[Collected data]

________________

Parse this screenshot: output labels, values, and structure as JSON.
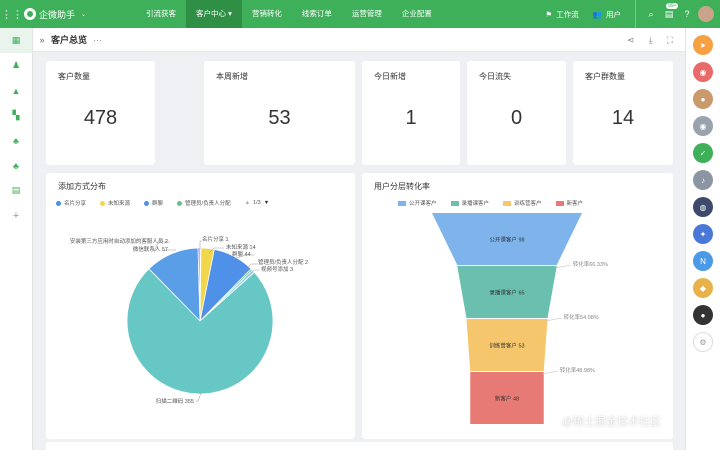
{
  "topbar": {
    "app_name": "企微助手",
    "nav": [
      "引流获客",
      "客户中心",
      "营销转化",
      "线索订单",
      "运营管理",
      "企业配置"
    ],
    "active_nav": "客户中心",
    "workflow_label": "工作流",
    "user_label": "用户",
    "notif_badge": "99+"
  },
  "header": {
    "title": "客户总览",
    "more": "···"
  },
  "stats": [
    {
      "label": "客户数量",
      "value": "478"
    },
    {
      "label": "本周新增",
      "value": "53"
    },
    {
      "label": "今日新增",
      "value": "1"
    },
    {
      "label": "今日流失",
      "value": "0"
    },
    {
      "label": "客户群数量",
      "value": "14"
    }
  ],
  "pie_card": {
    "title": "添加方式分布",
    "legend": [
      "名片分享",
      "未知来源",
      "群聊",
      "管理员/负责人分配"
    ],
    "pager": "1/3",
    "labels": {
      "install": "安装第三方应用时自动添加的客服人员 2",
      "wechat": "微信联系人 57",
      "card": "名片分享 1",
      "unknown": "未知来源 14",
      "group": "群聊 44",
      "admin": "管理员/负责人分配 2",
      "video": "视频号添加 3",
      "qr": "扫描二维码 355"
    }
  },
  "chart_data": [
    {
      "type": "pie",
      "title": "添加方式分布",
      "series": [
        {
          "name": "扫描二维码",
          "value": 355,
          "color": "#66c7c4"
        },
        {
          "name": "微信联系人",
          "value": 57,
          "color": "#5b9ee8"
        },
        {
          "name": "安装第三方应用时自动添加的客服人员",
          "value": 2,
          "color": "#7b6ff0"
        },
        {
          "name": "名片分享",
          "value": 1,
          "color": "#4a90e2"
        },
        {
          "name": "未知来源",
          "value": 14,
          "color": "#f2d64b"
        },
        {
          "name": "群聊",
          "value": 44,
          "color": "#4f90e8"
        },
        {
          "name": "管理员/负责人分配",
          "value": 2,
          "color": "#6bbf80"
        },
        {
          "name": "视频号添加",
          "value": 3,
          "color": "#9bd0f5"
        }
      ]
    },
    {
      "type": "funnel",
      "title": "用户分层转化率",
      "stages": [
        {
          "name": "公开课客户",
          "value": 98,
          "color": "#7eb3ec",
          "label": "公开课客户 98"
        },
        {
          "name": "录播课客户",
          "value": 65,
          "color": "#6bbfae",
          "label": "录播课客户 65"
        },
        {
          "name": "训练营客户",
          "value": 53,
          "color": "#f5c66c",
          "label": "训练营客户 53"
        },
        {
          "name": "新客户",
          "value": 48,
          "color": "#e77a74",
          "label": "新客户 48"
        }
      ],
      "rates": [
        "转化率66.33%",
        "转化率54.08%",
        "转化率48.98%"
      ]
    }
  ],
  "funnel_card": {
    "title": "用户分层转化率",
    "legend": [
      "公开课客户",
      "录播课客户",
      "训练营客户",
      "新客户"
    ]
  },
  "watermark": "@稀土掘金技术社区"
}
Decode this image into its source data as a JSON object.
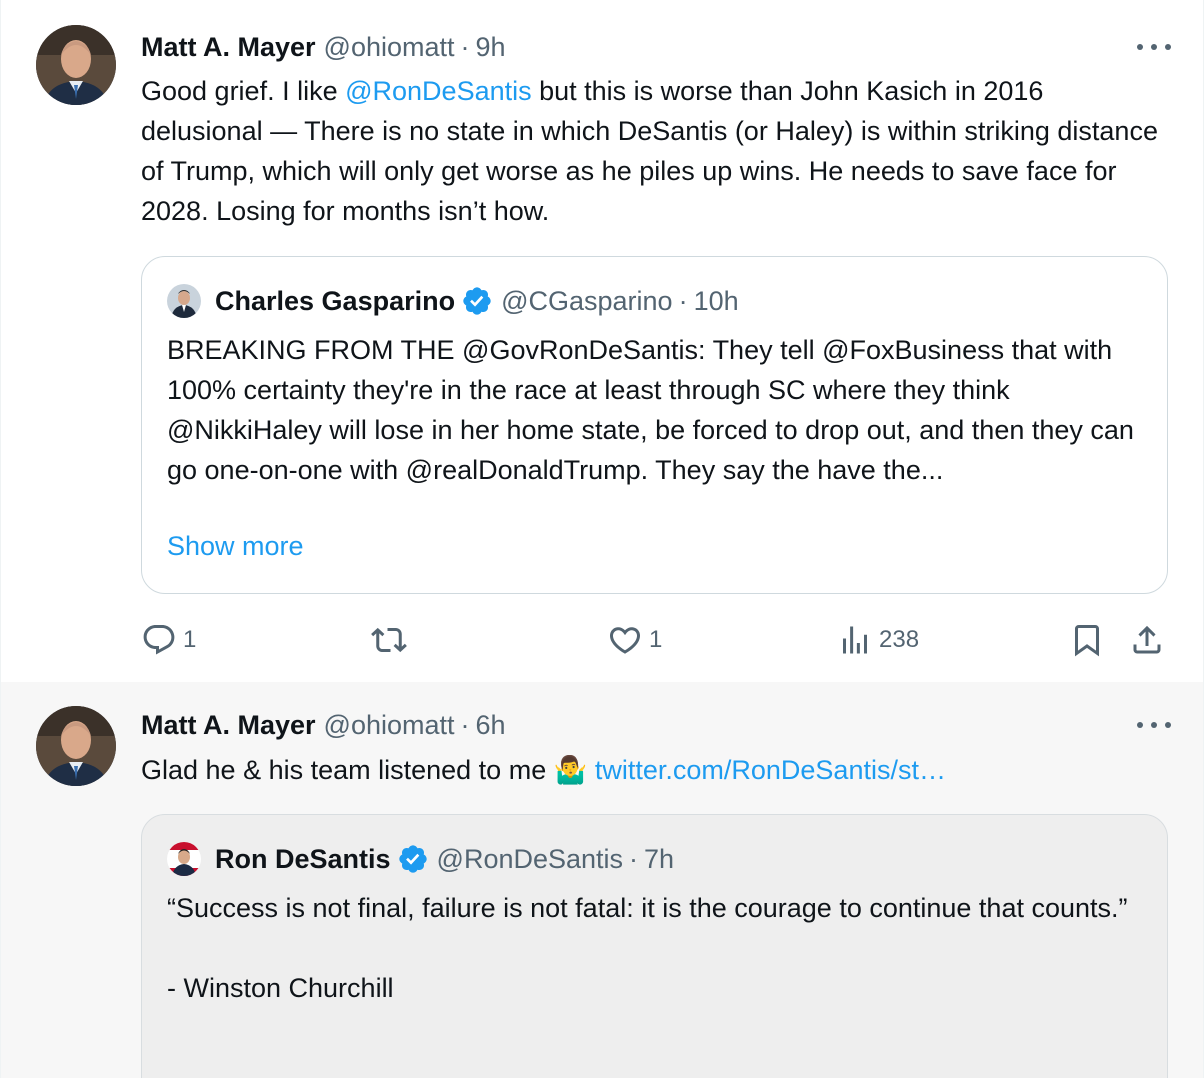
{
  "tweet1": {
    "name": "Matt A. Mayer",
    "handle": "@ohiomatt",
    "separator": "·",
    "time": "9h",
    "text_before": "Good grief. I like ",
    "mention": "@RonDeSantis",
    "text_after": " but this is worse than John Kasich in 2016 delusional — There is no state in which DeSantis (or Haley) is within striking distance of Trump, which will only get worse as he piles up wins. He needs to save face for 2028. Losing for months isn’t how.",
    "quote": {
      "name": "Charles Gasparino",
      "handle": "@CGasparino",
      "separator": "·",
      "time": "10h",
      "text": "BREAKING FROM THE @GovRonDeSantis: They tell @FoxBusiness that with 100% certainty they're in the race at least through SC where they think @NikkiHaley will lose in her home state, be forced to drop out, and then they can go one-on-one with @realDonaldTrump. They say the have the...",
      "show_more": "Show more"
    },
    "actions": {
      "replies": "1",
      "retweets": "",
      "likes": "1",
      "views": "238"
    }
  },
  "tweet2": {
    "name": "Matt A. Mayer",
    "handle": "@ohiomatt",
    "separator": "·",
    "time": "6h",
    "text": "Glad he & his team listened to me 🤷‍♂️ ",
    "link": "twitter.com/RonDeSantis/st…",
    "quote": {
      "name": "Ron DeSantis",
      "handle": "@RonDeSantis",
      "separator": "·",
      "time": "7h",
      "text_line1": "“Success is not final, failure is not fatal: it is the courage to continue that counts.”",
      "text_line2": "- Winston Churchill"
    }
  },
  "colors": {
    "link": "#1d9bf0",
    "secondary_text": "#536471",
    "verified": "#1d9bf0",
    "thread_line": "#cfd9de"
  },
  "icons": [
    "more-icon",
    "reply-icon",
    "retweet-icon",
    "like-icon",
    "views-icon",
    "bookmark-icon",
    "share-icon",
    "verified-badge-icon"
  ]
}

________________

> What is being asked:
The pictures in the entries should be left out; output everything else exactly.

> Answer:
Parse this screenshot: output labels, values, and structure as JSON.
{
  "topbar": {
    "app_name": "企微助手",
    "nav": [
      "引流获客",
      "客户中心",
      "营销转化",
      "线索订单",
      "运营管理",
      "企业配置"
    ],
    "active_nav": "客户中心",
    "workflow_label": "工作流",
    "user_label": "用户",
    "notif_badge": "99+"
  },
  "header": {
    "title": "客户总览",
    "more": "···"
  },
  "stats": [
    {
      "label": "客户数量",
      "value": "478"
    },
    {
      "label": "本周新增",
      "value": "53"
    },
    {
      "label": "今日新增",
      "value": "1"
    },
    {
      "label": "今日流失",
      "value": "0"
    },
    {
      "label": "客户群数量",
      "value": "14"
    }
  ],
  "pie_card": {
    "title": "添加方式分布",
    "legend": [
      "名片分享",
      "未知来源",
      "群聊",
      "管理员/负责人分配"
    ],
    "pager": "1/3",
    "labels": {
      "install": "安装第三方应用时自动添加的客服人员 2",
      "wechat": "微信联系人 57",
      "card": "名片分享 1",
      "unknown": "未知来源 14",
      "group": "群聊 44",
      "admin": "管理员/负责人分配 2",
      "video": "视频号添加 3",
      "qr": "扫描二维码 355"
    }
  },
  "chart_data": [
    {
      "type": "pie",
      "title": "添加方式分布",
      "series": [
        {
          "name": "扫描二维码",
          "value": 355,
          "color": "#66c7c4"
        },
        {
          "name": "微信联系人",
          "value": 57,
          "color": "#5b9ee8"
        },
        {
          "name": "安装第三方应用时自动添加的客服人员",
          "value": 2,
          "color": "#7b6ff0"
        },
        {
          "name": "名片分享",
          "value": 1,
          "color": "#4a90e2"
        },
        {
          "name": "未知来源",
          "value": 14,
          "color": "#f2d64b"
        },
        {
          "name": "群聊",
          "value": 44,
          "color": "#4f90e8"
        },
        {
          "name": "管理员/负责人分配",
          "value": 2,
          "color": "#6bbf80"
        },
        {
          "name": "视频号添加",
          "value": 3,
          "color": "#9bd0f5"
        }
      ]
    },
    {
      "type": "funnel",
      "title": "用户分层转化率",
      "stages": [
        {
          "name": "公开课客户",
          "value": 98,
          "color": "#7eb3ec",
          "label": "公开课客户 98"
        },
        {
          "name": "录播课客户",
          "value": 65,
          "color": "#6bbfae",
          "label": "录播课客户 65"
        },
        {
          "name": "训练营客户",
          "value": 53,
          "color": "#f5c66c",
          "label": "训练营客户 53"
        },
        {
          "name": "新客户",
          "value": 48,
          "color": "#e77a74",
          "label": "新客户 48"
        }
      ],
      "rates": [
        "转化率66.33%",
        "转化率54.08%",
        "转化率48.98%"
      ]
    }
  ],
  "funnel_card": {
    "title": "用户分层转化率",
    "legend": [
      "公开课客户",
      "录播课客户",
      "训练营客户",
      "新客户"
    ]
  },
  "watermark": "@稀土掘金技术社区"
}
Decode this image into its source data as a JSON object.
{
  "tweet1": {
    "name": "Matt A. Mayer",
    "handle": "@ohiomatt",
    "separator": "·",
    "time": "9h",
    "text_before": "Good grief. I like ",
    "mention": "@RonDeSantis",
    "text_after": " but this is worse than John Kasich in 2016 delusional — There is no state in which DeSantis (or Haley) is within striking distance of Trump, which will only get worse as he piles up wins. He needs to save face for 2028. Losing for months isn’t how.",
    "quote": {
      "name": "Charles Gasparino",
      "handle": "@CGasparino",
      "separator": "·",
      "time": "10h",
      "text": "BREAKING FROM THE @GovRonDeSantis: They tell @FoxBusiness that with 100% certainty they're in the race at least through SC where they think @NikkiHaley will lose in her home state, be forced to drop out, and then they can go one-on-one with @realDonaldTrump. They say the have the...",
      "show_more": "Show more"
    },
    "actions": {
      "replies": "1",
      "retweets": "",
      "likes": "1",
      "views": "238"
    }
  },
  "tweet2": {
    "name": "Matt A. Mayer",
    "handle": "@ohiomatt",
    "separator": "·",
    "time": "6h",
    "text": "Glad he & his team listened to me 🤷‍♂️ ",
    "link": "twitter.com/RonDeSantis/st…",
    "quote": {
      "name": "Ron DeSantis",
      "handle": "@RonDeSantis",
      "separator": "·",
      "time": "7h",
      "text_line1": "“Success is not final, failure is not fatal: it is the courage to continue that counts.”",
      "text_line2": "- Winston Churchill"
    }
  },
  "colors": {
    "link": "#1d9bf0",
    "secondary_text": "#536471",
    "verified": "#1d9bf0",
    "thread_line": "#cfd9de"
  },
  "icons": [
    "more-icon",
    "reply-icon",
    "retweet-icon",
    "like-icon",
    "views-icon",
    "bookmark-icon",
    "share-icon",
    "verified-badge-icon"
  ]
}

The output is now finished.